__PAGE EXCERPT__
_ _ _
Alex's first mistake was to riot, his second was that he was caught and the most severe mistake was that he lied to everyone about his involvement.

I hope this whole fiasco becomes a lesson to not only Alex but everyone: if you're stupid enough to riot, cover up.


----------



## Axe (Jan 12, 2004)

Windowlicker said:


> angry that a sports team lost a *nonsense* title


I think you are now on a no-entry list to Canada.


----------



## Magsrgod (Jun 21, 2006)

Axe said:


> I think you are now on a no-entry list to Canada.


I think his dude pass has been revoked and he should come back here when be grows a dick


----------



## Sneeck (Jun 13, 2007)

illnotsick said:


> Anything else you want to misquote me on?


Do you feel attacked with my post only directly quoting Iggz and in general every person who says high words about insurance? Read my post over and try to pay some attention before accusing me, I never even mentioned your name.

You are so small minded thinking letting actions as these go by if they don't affect your direct livelyhood. What the hell have you been smoking to make this crap up? If I decide to shoot your neighbour cause he scratched my bike and you never talked to the guy so it didn't cause you problems it's fine?!


----------



## roguebuilder (Jun 6, 2008)

Iggz said:


> If this is all your going to base his persona on than you're just an ignorant ******.


Thank you for restating the obviousness of my post. Yes this is all I am using to base his persona on. How can I base it on anything else? I don't know him personally like you. Point being... neither does anyone else other than you and his close buddies. All we know is that he rips on a bike and is an ambassador for major corporations. Since being a nice guy didn't get national attention; but, rioting, helping to destroy a car and lying about it did... What are we supposed to think? Good people don't usually riot, flip and burn cars and then lie about it. Vandalism and lies are generally associated with the bad guys. I'd pull his sponsorship in a heartbeat if he represented my product. With the correct reaction,sincerity and maturity, he could clean up and work on getting it back.
_ _ _
__GIVEN ENTRIES__
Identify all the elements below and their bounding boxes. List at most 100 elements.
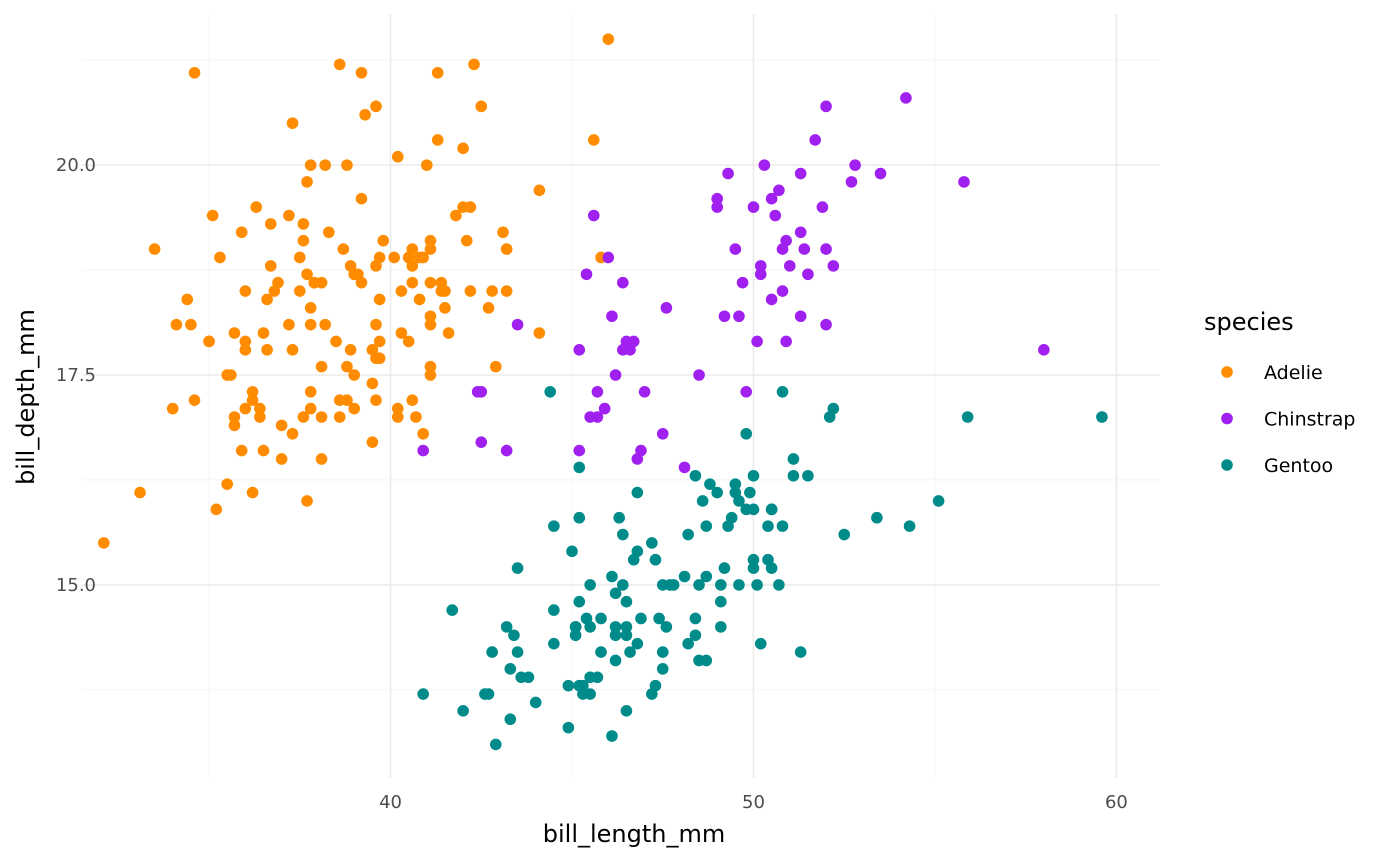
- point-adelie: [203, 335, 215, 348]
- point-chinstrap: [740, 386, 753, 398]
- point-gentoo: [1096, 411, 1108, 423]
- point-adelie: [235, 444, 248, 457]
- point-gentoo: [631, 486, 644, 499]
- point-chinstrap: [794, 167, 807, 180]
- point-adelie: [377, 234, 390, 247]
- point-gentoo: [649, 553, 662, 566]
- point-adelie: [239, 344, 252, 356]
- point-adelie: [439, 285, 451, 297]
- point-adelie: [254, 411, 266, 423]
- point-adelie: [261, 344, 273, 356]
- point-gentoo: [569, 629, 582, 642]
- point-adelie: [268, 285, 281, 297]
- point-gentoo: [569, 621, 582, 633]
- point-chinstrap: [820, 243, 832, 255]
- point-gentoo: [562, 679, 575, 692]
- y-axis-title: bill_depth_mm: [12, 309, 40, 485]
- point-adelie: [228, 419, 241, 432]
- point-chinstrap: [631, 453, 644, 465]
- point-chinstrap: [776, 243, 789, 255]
_ _ _
__WHAT TO WORK ON__
Continue the forum thread about Alex and the riot from its last post onward. The items come from a separate source unrelated to the forum thread.

__EXPECTED ANSWER__
Look, I'm sure he and most all of the other rioters involved are generally really nice good people in their day to day lives. They got caught up in the moment. Getting caught up in the moment does not excuse you from responsibility or justice. Pay your dues, accept your stripes and don't lie about it.

I believe in forgiveness. It's a shame to have past transgressions hang over your head when you've changed your ways and made amends. But, you have to put some effort into doing the right thing first.

I like you Iggz. You're funny.


----------



## SHIVER ME TIMBERS (Jan 12, 2004)

roguebuilder said:


> Thank you for restating the obviousness of my post. Yes this is all I am using to base his persona on. How can I base it on anything else? I don't know him personally like you. Point being... neither does anyone else other than you and his close buddies. All we know is that he rips on a bike and is an ambassador for major corporations. Since being a nice guy didn't get national attention; but, rioting, helping to destroy a car and lying about it did... What are we supposed to think? Good people don't usually riot, flip and burn cars and then lie about it. Vandalism and lies are generally associated with the bad guys. I'd pull his sponsorship in a heartbeat if he represented my product. With the correct reaction,sincerity and maturity, he could clean up and work on getting it back.
> 
> Look, I'm sure he and most all of the other rioters involved are generally really nice good people in their day to day lives. They got caught up in the moment. Getting caught up in the moment does not excuse you from responsibility or justice. Pay your dues, accept your stripes and don't lie about it.
> 
> ...


great post...I have nothing against the guy.. I hope he can work on his "now image" to get it back to where it use to be...it sucks but that is what you are dealt with when you make poor decisions....honestly this is a big lesson....cameras are everywhere now days...don't get involved because someone is always watching...learn from this


----------



## SHIVER ME TIMBERS (Jan 12, 2004)

Windowlicker said:


> As someone who knows Alex personally, it bums me out that he's going through this. But, he screwed up and he has to deal with the consequences now. I'm sure he has learned from this mistake.
> p.


ask him.......What's he going to do for the guy that he helped turn the car/truck over??

maybe he should make that public


----------



## Windowlicker (Oct 22, 2007)

Axe said:


> I think you are now on a no-entry list to Canada.


That's fine with me.


----------



## meeeeep (Apr 22, 2011)

Commencal still seems to think Alex is worthy of sponsorship.

http://www.commencal.com/web/en/team-2/commencal-riders/alex-pro

Let Commencal know what you think.

Information
[email protected]

Media - Press
[email protected]


----------



## PapaSmurf99 (Sep 13, 2010)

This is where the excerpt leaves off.